____ MATERIALS PROVIDED

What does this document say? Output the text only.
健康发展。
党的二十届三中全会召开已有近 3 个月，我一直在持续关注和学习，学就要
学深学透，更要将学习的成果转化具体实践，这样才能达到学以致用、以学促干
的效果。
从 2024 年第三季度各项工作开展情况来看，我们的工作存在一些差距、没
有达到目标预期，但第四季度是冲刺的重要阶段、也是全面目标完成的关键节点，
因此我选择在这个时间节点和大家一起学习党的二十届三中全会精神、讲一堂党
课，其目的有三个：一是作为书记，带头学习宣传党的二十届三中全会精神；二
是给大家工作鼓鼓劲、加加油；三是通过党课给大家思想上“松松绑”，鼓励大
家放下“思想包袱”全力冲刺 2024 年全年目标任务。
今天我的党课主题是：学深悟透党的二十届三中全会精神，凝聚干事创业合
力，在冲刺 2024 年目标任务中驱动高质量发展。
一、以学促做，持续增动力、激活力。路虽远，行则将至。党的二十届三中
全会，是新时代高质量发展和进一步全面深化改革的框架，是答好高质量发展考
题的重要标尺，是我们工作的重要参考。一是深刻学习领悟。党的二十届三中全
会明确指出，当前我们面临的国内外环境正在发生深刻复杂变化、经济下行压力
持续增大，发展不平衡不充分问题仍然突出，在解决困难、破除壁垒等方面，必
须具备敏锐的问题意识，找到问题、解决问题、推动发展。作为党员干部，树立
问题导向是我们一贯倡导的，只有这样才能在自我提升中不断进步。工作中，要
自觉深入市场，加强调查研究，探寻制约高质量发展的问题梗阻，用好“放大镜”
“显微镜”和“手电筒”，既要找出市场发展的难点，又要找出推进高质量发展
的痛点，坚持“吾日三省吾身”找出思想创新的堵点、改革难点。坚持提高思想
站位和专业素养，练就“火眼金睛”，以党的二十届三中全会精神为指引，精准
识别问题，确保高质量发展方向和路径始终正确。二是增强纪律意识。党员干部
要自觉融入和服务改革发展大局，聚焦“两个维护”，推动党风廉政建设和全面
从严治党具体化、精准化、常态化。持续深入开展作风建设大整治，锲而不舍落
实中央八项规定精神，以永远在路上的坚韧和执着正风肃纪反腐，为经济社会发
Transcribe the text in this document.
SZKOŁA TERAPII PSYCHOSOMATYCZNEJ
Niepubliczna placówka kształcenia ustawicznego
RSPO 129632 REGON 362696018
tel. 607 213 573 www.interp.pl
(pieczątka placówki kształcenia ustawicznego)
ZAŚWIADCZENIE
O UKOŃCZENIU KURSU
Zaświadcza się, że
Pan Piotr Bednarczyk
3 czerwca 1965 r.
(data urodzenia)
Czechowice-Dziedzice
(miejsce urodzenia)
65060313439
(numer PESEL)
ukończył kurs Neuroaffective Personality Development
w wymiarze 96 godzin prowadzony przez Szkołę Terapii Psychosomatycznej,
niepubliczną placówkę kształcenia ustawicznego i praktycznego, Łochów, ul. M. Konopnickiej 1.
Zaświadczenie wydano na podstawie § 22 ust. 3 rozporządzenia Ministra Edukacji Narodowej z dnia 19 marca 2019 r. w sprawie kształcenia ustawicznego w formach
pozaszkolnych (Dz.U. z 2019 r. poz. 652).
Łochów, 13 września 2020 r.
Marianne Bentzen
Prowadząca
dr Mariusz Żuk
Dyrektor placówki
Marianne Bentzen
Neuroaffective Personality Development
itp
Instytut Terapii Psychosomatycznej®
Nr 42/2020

________

STATED TASK: Reproduce every line of the listing above in which the string "ustawicznego" appears.

RESULT OF THIS EXERCISE:
Niepubliczna placówka kształcenia ustawicznego
(pieczątka placówki kształcenia ustawicznego)
niepubliczną placówkę kształcenia ustawicznego i praktycznego, Łochów, ul. M. Konopnickiej 1.
Zaświadczenie wydano na podstawie § 22 ust. 3 rozporządzenia Ministra Edukacji Narodowej z dnia 19 marca 2019 r. w sprawie kształcenia ustawicznego w formach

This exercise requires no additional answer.